# [GOAL OF THE EXERCISE]
Count every line below that contains "ABCD", then state the total with no other output.

# [LISTED RECORDS]
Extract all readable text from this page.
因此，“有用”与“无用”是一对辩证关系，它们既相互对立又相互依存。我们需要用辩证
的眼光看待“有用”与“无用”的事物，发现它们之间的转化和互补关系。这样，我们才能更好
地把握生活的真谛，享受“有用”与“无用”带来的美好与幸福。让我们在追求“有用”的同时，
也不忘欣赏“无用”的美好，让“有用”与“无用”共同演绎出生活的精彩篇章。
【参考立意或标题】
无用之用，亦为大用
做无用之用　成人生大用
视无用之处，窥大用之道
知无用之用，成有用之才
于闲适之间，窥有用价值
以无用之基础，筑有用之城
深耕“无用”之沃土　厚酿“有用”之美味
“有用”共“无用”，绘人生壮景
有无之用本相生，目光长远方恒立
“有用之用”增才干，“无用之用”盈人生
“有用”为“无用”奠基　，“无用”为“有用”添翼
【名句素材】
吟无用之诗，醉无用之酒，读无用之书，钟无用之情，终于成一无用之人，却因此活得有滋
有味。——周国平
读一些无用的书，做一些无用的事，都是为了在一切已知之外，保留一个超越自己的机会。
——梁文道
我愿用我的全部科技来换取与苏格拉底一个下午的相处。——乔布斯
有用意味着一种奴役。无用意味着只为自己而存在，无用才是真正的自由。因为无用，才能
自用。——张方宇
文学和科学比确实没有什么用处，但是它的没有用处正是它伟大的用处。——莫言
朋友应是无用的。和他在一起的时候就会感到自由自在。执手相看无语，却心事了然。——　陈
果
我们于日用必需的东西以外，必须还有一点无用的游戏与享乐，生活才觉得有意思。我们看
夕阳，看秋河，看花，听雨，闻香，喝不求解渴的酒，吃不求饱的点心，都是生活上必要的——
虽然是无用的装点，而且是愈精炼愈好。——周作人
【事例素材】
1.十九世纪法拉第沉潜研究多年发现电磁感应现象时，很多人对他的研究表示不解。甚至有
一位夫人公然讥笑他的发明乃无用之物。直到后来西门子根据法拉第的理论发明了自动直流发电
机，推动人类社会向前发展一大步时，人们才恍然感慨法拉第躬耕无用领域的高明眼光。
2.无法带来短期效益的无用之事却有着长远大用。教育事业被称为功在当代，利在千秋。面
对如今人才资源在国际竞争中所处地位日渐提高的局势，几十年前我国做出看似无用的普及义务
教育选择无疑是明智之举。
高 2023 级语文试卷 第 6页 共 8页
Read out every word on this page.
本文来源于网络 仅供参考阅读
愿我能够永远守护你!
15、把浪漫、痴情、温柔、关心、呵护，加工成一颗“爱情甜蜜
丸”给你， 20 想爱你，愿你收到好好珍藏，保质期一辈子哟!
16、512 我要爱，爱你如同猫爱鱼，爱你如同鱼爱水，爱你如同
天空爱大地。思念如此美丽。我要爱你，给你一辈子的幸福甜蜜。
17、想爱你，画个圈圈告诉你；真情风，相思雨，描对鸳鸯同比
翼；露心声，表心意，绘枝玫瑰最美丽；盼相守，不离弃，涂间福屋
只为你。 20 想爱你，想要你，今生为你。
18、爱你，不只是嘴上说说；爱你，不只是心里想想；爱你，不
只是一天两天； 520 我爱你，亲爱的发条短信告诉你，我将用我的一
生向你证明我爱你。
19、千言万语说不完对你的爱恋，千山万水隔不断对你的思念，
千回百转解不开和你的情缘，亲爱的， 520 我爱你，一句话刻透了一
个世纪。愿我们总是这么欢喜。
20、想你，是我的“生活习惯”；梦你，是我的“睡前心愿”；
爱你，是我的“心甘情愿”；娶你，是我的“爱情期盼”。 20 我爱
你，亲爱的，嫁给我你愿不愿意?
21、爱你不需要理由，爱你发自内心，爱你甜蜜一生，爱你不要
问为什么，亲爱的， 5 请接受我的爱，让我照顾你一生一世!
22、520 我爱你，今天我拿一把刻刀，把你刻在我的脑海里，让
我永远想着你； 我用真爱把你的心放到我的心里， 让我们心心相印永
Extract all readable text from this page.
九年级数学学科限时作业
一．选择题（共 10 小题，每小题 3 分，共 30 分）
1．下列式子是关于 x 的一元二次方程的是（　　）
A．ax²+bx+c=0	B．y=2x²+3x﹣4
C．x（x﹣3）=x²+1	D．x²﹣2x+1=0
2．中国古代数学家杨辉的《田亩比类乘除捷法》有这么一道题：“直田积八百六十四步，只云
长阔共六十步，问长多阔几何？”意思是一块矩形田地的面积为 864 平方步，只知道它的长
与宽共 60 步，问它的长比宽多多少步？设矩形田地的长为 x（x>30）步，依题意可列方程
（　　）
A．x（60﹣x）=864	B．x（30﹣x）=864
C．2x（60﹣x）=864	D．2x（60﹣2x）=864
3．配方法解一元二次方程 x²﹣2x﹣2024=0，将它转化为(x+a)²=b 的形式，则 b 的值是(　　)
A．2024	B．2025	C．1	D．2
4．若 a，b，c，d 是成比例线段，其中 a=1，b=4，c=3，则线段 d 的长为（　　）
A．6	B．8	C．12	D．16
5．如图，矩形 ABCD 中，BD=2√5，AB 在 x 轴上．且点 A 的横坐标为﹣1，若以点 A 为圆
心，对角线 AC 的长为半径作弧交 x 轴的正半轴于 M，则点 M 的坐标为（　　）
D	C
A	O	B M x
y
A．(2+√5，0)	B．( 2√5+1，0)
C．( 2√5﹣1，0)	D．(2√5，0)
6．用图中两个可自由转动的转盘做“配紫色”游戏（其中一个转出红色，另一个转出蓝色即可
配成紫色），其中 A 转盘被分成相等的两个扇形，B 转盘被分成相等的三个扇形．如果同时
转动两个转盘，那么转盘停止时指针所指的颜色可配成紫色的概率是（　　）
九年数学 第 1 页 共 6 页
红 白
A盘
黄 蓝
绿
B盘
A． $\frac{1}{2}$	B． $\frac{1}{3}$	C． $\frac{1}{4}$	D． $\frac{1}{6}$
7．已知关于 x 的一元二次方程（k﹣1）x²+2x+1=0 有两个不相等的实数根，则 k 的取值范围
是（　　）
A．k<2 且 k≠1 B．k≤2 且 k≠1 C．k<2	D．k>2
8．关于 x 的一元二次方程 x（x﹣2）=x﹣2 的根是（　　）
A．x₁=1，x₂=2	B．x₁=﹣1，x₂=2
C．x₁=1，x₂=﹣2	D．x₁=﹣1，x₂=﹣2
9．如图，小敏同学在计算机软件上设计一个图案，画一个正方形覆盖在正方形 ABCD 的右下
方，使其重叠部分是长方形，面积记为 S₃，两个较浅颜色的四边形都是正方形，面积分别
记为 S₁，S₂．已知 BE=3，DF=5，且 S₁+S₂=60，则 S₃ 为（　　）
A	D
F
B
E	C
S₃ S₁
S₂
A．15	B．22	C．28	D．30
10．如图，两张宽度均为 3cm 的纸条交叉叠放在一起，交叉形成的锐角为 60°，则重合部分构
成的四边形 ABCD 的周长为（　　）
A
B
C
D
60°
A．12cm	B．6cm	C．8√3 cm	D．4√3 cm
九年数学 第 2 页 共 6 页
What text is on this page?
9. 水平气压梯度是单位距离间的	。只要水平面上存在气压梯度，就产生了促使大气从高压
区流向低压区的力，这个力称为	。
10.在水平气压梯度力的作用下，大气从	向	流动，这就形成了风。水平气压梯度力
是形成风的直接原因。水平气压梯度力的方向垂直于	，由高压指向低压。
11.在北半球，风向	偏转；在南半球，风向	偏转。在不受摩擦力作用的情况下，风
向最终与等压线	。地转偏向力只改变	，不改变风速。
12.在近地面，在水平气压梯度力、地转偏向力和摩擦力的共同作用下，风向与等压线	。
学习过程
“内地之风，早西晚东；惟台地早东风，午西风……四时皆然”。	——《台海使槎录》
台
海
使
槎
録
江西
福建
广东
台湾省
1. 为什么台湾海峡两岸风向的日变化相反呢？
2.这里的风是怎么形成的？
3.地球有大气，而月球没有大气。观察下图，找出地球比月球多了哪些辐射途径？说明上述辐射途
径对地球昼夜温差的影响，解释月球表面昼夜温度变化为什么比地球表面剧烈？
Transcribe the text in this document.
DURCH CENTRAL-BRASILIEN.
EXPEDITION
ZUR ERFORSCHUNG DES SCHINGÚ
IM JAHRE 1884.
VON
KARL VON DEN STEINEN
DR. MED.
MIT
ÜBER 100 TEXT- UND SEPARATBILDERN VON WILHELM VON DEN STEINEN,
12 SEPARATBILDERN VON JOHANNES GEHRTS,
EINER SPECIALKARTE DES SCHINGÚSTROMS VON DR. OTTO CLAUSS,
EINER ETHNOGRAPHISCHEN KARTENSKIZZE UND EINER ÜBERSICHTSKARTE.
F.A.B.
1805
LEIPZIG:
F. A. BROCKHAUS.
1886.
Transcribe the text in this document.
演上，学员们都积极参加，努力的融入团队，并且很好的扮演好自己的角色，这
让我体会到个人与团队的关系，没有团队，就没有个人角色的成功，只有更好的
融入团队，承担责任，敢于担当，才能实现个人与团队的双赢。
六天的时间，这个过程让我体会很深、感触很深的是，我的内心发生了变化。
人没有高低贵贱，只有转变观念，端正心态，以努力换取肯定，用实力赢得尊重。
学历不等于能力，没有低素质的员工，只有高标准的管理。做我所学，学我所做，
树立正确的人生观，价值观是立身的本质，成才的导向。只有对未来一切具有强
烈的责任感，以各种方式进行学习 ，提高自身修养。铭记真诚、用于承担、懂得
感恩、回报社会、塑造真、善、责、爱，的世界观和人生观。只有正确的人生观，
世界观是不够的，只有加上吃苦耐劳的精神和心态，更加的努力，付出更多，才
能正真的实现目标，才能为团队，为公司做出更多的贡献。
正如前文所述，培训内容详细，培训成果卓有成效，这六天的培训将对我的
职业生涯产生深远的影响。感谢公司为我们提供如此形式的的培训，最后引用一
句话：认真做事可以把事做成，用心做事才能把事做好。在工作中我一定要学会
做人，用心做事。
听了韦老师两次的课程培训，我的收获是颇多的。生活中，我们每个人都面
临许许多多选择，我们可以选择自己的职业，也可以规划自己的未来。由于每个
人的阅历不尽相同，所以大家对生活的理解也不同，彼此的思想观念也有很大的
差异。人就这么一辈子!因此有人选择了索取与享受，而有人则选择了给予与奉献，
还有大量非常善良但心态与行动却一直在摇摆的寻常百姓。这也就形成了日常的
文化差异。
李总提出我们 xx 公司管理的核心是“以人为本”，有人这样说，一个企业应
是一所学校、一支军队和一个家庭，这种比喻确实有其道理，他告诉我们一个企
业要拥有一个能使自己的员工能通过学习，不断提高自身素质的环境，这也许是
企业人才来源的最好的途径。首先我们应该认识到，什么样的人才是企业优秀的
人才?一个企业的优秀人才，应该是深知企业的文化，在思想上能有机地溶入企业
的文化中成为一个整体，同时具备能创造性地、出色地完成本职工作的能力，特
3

# [SOLUTION TO THE PROBLEM]
3